--- begin DATA EXCERPTS ---

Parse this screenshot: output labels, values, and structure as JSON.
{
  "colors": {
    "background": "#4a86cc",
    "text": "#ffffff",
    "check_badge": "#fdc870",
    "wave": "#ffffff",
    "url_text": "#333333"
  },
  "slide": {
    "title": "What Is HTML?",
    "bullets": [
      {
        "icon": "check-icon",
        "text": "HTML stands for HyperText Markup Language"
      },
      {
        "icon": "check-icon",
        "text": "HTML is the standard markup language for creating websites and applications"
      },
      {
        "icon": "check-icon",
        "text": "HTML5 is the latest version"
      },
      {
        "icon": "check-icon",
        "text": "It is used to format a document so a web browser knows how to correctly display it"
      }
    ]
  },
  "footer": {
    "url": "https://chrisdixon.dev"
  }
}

--- end DATA EXCERPTS ---

TASK DESCRIPTION
All of the lines above must be returned exactly.

CORRECT ANSWER
Parse this screenshot: output labels, values, and structure as JSON.
{
  "colors": {
    "background": "#4a86cc",
    "text": "#ffffff",
    "check_badge": "#fdc870",
    "wave": "#ffffff",
    "url_text": "#333333"
  },
  "slide": {
    "title": "What Is HTML?",
    "bullets": [
      {
        "icon": "check-icon",
        "text": "HTML stands for HyperText Markup Language"
      },
      {
        "icon": "check-icon",
        "text": "HTML is the standard markup language for creating websites and applications"
      },
      {
        "icon": "check-icon",
        "text": "HTML5 is the latest version"
      },
      {
        "icon": "check-icon",
        "text": "It is used to format a document so a web browser knows how to correctly display it"
      }
    ]
  },
  "footer": {
    "url": "https://chrisdixon.dev"
  }
}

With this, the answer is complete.